> [SOURCE MATERIAL]:
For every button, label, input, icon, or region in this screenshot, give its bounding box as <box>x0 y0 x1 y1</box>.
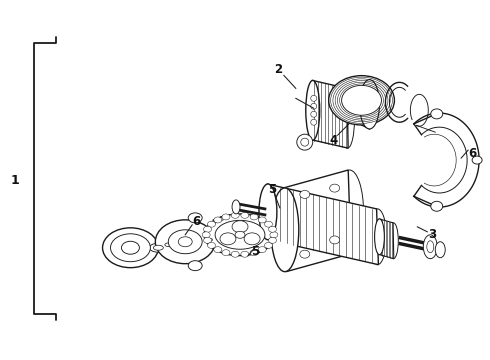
Ellipse shape <box>435 242 445 258</box>
Ellipse shape <box>311 119 317 125</box>
Ellipse shape <box>250 250 258 256</box>
Polygon shape <box>267 184 378 265</box>
Ellipse shape <box>311 111 317 117</box>
Ellipse shape <box>232 221 248 233</box>
Polygon shape <box>312 80 348 148</box>
Ellipse shape <box>360 80 379 129</box>
Text: 6: 6 <box>468 147 476 159</box>
Ellipse shape <box>231 212 239 218</box>
Ellipse shape <box>311 103 317 109</box>
Text: 6: 6 <box>192 215 200 228</box>
Ellipse shape <box>301 138 309 146</box>
Ellipse shape <box>214 247 222 253</box>
Ellipse shape <box>231 251 239 257</box>
Ellipse shape <box>208 221 216 227</box>
Ellipse shape <box>423 235 437 259</box>
Ellipse shape <box>329 76 394 125</box>
Ellipse shape <box>215 220 265 249</box>
Ellipse shape <box>297 134 313 150</box>
Ellipse shape <box>235 231 245 238</box>
Ellipse shape <box>188 261 202 271</box>
Ellipse shape <box>250 214 258 220</box>
Ellipse shape <box>203 237 212 243</box>
Ellipse shape <box>300 190 310 198</box>
Ellipse shape <box>341 88 355 148</box>
Ellipse shape <box>214 217 222 223</box>
Ellipse shape <box>165 243 172 247</box>
Ellipse shape <box>258 217 266 223</box>
Ellipse shape <box>222 214 230 220</box>
Ellipse shape <box>265 242 272 248</box>
Ellipse shape <box>202 232 210 238</box>
Ellipse shape <box>111 234 150 262</box>
Ellipse shape <box>427 241 434 253</box>
Ellipse shape <box>102 228 158 268</box>
Ellipse shape <box>155 220 215 264</box>
Ellipse shape <box>168 230 202 254</box>
Ellipse shape <box>178 237 192 247</box>
Ellipse shape <box>161 241 175 248</box>
Ellipse shape <box>389 223 398 259</box>
Ellipse shape <box>149 243 167 252</box>
Ellipse shape <box>241 251 249 257</box>
Ellipse shape <box>265 221 272 227</box>
Polygon shape <box>379 219 394 259</box>
Text: 5: 5 <box>251 245 259 258</box>
Text: 3: 3 <box>428 228 436 241</box>
Ellipse shape <box>269 237 276 243</box>
Ellipse shape <box>205 237 216 243</box>
Ellipse shape <box>241 212 249 218</box>
Ellipse shape <box>431 109 443 119</box>
Ellipse shape <box>336 170 364 254</box>
Ellipse shape <box>122 241 140 254</box>
Ellipse shape <box>208 242 216 248</box>
Ellipse shape <box>342 85 382 115</box>
Ellipse shape <box>258 247 266 253</box>
Ellipse shape <box>269 226 276 232</box>
Ellipse shape <box>472 156 482 164</box>
Polygon shape <box>283 170 351 272</box>
Ellipse shape <box>306 80 319 140</box>
Text: 1: 1 <box>10 174 19 186</box>
Ellipse shape <box>311 95 317 101</box>
Text: 4: 4 <box>330 134 338 147</box>
Ellipse shape <box>188 213 202 223</box>
Ellipse shape <box>300 250 310 258</box>
Ellipse shape <box>216 234 224 238</box>
Ellipse shape <box>153 245 163 250</box>
Ellipse shape <box>368 209 387 265</box>
Ellipse shape <box>270 232 278 238</box>
Ellipse shape <box>204 214 276 256</box>
Ellipse shape <box>431 201 443 211</box>
Ellipse shape <box>244 233 260 245</box>
Ellipse shape <box>222 250 230 256</box>
Ellipse shape <box>330 236 340 244</box>
Text: 2: 2 <box>274 63 282 76</box>
Ellipse shape <box>203 226 212 232</box>
Ellipse shape <box>271 188 299 272</box>
Ellipse shape <box>208 238 213 241</box>
Text: 5: 5 <box>268 184 276 197</box>
Ellipse shape <box>330 184 340 192</box>
Ellipse shape <box>374 219 384 255</box>
Ellipse shape <box>232 200 240 214</box>
Ellipse shape <box>219 235 222 237</box>
Ellipse shape <box>259 184 277 240</box>
Ellipse shape <box>220 233 236 245</box>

> [TASK GOAL]: Return every line of the items above verbatim, but leave out the pictures.

> [ANSWER]:
For every button, label, input, icon, or region in this screenshot, give its bounding box as <box>x0 y0 x1 y1</box>.
Ellipse shape <box>435 242 445 258</box>
Ellipse shape <box>311 119 317 125</box>
Ellipse shape <box>250 250 258 256</box>
Polygon shape <box>267 184 378 265</box>
Ellipse shape <box>311 111 317 117</box>
Ellipse shape <box>232 221 248 233</box>
Polygon shape <box>312 80 348 148</box>
Ellipse shape <box>360 80 379 129</box>
Text: 6: 6 <box>468 147 476 159</box>
Ellipse shape <box>231 212 239 218</box>
Ellipse shape <box>311 103 317 109</box>
Text: 6: 6 <box>192 215 200 228</box>
Ellipse shape <box>301 138 309 146</box>
Ellipse shape <box>214 247 222 253</box>
Ellipse shape <box>231 251 239 257</box>
Ellipse shape <box>208 221 216 227</box>
Ellipse shape <box>423 235 437 259</box>
Ellipse shape <box>329 76 394 125</box>
Ellipse shape <box>215 220 265 249</box>
Ellipse shape <box>297 134 313 150</box>
Ellipse shape <box>235 231 245 238</box>
Ellipse shape <box>188 261 202 271</box>
Ellipse shape <box>250 214 258 220</box>
Ellipse shape <box>203 237 212 243</box>
Ellipse shape <box>300 190 310 198</box>
Ellipse shape <box>341 88 355 148</box>
Ellipse shape <box>214 217 222 223</box>
Ellipse shape <box>165 243 172 247</box>
Ellipse shape <box>258 217 266 223</box>
Ellipse shape <box>222 214 230 220</box>
Ellipse shape <box>265 242 272 248</box>
Ellipse shape <box>202 232 210 238</box>
Ellipse shape <box>111 234 150 262</box>
Ellipse shape <box>427 241 434 253</box>
Ellipse shape <box>102 228 158 268</box>
Ellipse shape <box>155 220 215 264</box>
Ellipse shape <box>168 230 202 254</box>
Ellipse shape <box>178 237 192 247</box>
Ellipse shape <box>161 241 175 248</box>
Ellipse shape <box>389 223 398 259</box>
Ellipse shape <box>149 243 167 252</box>
Ellipse shape <box>241 251 249 257</box>
Ellipse shape <box>265 221 272 227</box>
Polygon shape <box>379 219 394 259</box>
Text: 5: 5 <box>251 245 259 258</box>
Text: 3: 3 <box>428 228 436 241</box>
Ellipse shape <box>269 237 276 243</box>
Ellipse shape <box>205 237 216 243</box>
Ellipse shape <box>241 212 249 218</box>
Ellipse shape <box>431 109 443 119</box>
Ellipse shape <box>336 170 364 254</box>
Ellipse shape <box>122 241 140 254</box>
Ellipse shape <box>208 242 216 248</box>
Ellipse shape <box>342 85 382 115</box>
Ellipse shape <box>258 247 266 253</box>
Ellipse shape <box>269 226 276 232</box>
Ellipse shape <box>472 156 482 164</box>
Polygon shape <box>283 170 351 272</box>
Ellipse shape <box>306 80 319 140</box>
Text: 1: 1 <box>10 174 19 186</box>
Ellipse shape <box>311 95 317 101</box>
Text: 4: 4 <box>330 134 338 147</box>
Ellipse shape <box>188 213 202 223</box>
Ellipse shape <box>300 250 310 258</box>
Ellipse shape <box>216 234 224 238</box>
Ellipse shape <box>153 245 163 250</box>
Ellipse shape <box>368 209 387 265</box>
Ellipse shape <box>270 232 278 238</box>
Ellipse shape <box>204 214 276 256</box>
Ellipse shape <box>431 201 443 211</box>
Ellipse shape <box>244 233 260 245</box>
Ellipse shape <box>222 250 230 256</box>
Ellipse shape <box>330 236 340 244</box>
Text: 2: 2 <box>274 63 282 76</box>
Ellipse shape <box>203 226 212 232</box>
Ellipse shape <box>271 188 299 272</box>
Ellipse shape <box>208 238 213 241</box>
Text: 5: 5 <box>268 184 276 197</box>
Ellipse shape <box>330 184 340 192</box>
Ellipse shape <box>374 219 384 255</box>
Ellipse shape <box>232 200 240 214</box>
Ellipse shape <box>219 235 222 237</box>
Ellipse shape <box>259 184 277 240</box>
Ellipse shape <box>220 233 236 245</box>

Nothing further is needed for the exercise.